## Consignes
a) Selon le texte sur la pré-acclimatation à l'altitude, dans quel but les sportifs de haut niveau pratiquent-ils depuis des décennies l'entraînement en hypoxie ? Répondez en une à trois phrases.
b) Reprenez le texte sur la pré-acclimatation à l'altitude à l'endroit où il s'arrête et poursuivez-le.

## Extrait à lire
^^^^

Est-il possible de gravir l’Everest en trois semaines ou le Manaslu en quinze jours avec des marges de sécurité acceptables ? La réponse rapide est oui, c’est possible, à condition que les grimpeurs trouvent le bon moyen de se pré-acclimater chez eux. L’utilisation de tentes et de masques hypoxiques donne des résultats impressionnants. Mais – voilà le « mais » – les solutions bricolées et les programmes standards peuvent ou non fonctionner et, dans ce dernier cas, ne se révèlent que lorsqu’il est trop tard et que l’oygène est rare.

L‘entraînement dans des conditions d’hypoxie n’est pas nouveau chez les sportifs de haut-niveau. Cette méthode est utilisée depuis des décennies, principalement dans le but d’améliorer les performances en augmentant le taux d’hématocrite (nombre de globules rouges), ce qui permet un transport plus efficace de l’oxygène dans les tissus du corps humain et une meilleure réponse ventilatoire. Le même processus se produit naturellement lorsque le corps humain est contraint de travailler à une altitude plus élevée.

^^^^

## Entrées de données
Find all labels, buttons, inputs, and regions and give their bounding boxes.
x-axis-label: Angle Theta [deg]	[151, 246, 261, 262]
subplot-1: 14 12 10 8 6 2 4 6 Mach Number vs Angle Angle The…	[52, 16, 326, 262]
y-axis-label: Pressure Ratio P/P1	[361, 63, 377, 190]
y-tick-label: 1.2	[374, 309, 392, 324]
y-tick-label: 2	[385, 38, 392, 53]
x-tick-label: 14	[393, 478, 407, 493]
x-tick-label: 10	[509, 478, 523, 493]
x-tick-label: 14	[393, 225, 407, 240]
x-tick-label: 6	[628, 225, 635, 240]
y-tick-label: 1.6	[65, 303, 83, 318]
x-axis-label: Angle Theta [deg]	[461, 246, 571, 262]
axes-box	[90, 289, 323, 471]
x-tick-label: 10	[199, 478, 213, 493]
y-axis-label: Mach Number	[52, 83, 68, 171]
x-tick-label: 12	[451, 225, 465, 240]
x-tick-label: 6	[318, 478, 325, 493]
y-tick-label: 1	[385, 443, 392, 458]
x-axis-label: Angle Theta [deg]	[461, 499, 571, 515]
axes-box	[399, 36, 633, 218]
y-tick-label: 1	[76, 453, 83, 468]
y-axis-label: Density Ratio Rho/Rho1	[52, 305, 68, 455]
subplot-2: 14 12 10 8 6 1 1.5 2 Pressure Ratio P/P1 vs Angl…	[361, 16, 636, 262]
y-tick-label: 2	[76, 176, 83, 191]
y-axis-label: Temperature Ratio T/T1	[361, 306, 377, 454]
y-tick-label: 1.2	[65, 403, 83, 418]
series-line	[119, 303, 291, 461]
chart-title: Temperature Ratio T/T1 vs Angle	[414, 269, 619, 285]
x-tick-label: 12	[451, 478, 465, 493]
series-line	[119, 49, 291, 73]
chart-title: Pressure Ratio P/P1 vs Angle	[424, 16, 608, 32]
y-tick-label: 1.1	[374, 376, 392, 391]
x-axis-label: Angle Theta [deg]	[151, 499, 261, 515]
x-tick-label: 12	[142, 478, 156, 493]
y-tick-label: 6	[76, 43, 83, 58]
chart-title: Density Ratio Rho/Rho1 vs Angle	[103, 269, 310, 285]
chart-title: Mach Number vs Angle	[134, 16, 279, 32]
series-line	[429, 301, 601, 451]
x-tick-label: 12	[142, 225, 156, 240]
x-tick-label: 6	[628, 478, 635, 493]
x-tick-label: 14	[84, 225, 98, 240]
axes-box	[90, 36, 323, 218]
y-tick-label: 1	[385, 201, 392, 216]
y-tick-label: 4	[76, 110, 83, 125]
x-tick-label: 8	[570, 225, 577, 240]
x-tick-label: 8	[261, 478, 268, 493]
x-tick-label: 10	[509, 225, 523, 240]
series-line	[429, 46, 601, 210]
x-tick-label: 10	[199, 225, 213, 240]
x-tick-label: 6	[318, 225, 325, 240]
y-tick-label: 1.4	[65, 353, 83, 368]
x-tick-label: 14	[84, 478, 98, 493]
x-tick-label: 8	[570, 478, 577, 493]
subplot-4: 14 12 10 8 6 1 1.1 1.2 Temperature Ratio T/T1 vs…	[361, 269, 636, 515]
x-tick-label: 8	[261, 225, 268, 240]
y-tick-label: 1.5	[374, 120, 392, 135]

^^^^

## Réponses numérotées
a) Ils l'utilisent surtout pour améliorer leurs performances en augmentant leur taux d'hématocrite, c'est-à-dire leur nombre de globules rouges. Cela assure un transport plus efficace de l'oxygène dans les tissus du corps et une meilleure réponse ventilatoire.

b)
Toutefois, cette prise d’altitude doit se faire progressivement et avec précaution, afin que le sang devienne plus « épais » sans déclencher la formation de caillots sanguins, ni développer d’œdème pulmonaire/cérébral (liquide envahissant les poumons/le cerveau), les symptômes les plus courants du mal aigu des montagnes (MAM). Si le processus se déroule correctement, le sujet s' »acclimatera » à des conditions d’air plus rare. Au contraire, le MAM est un mal qui peut être mortel et qui nécessite une action immédiate.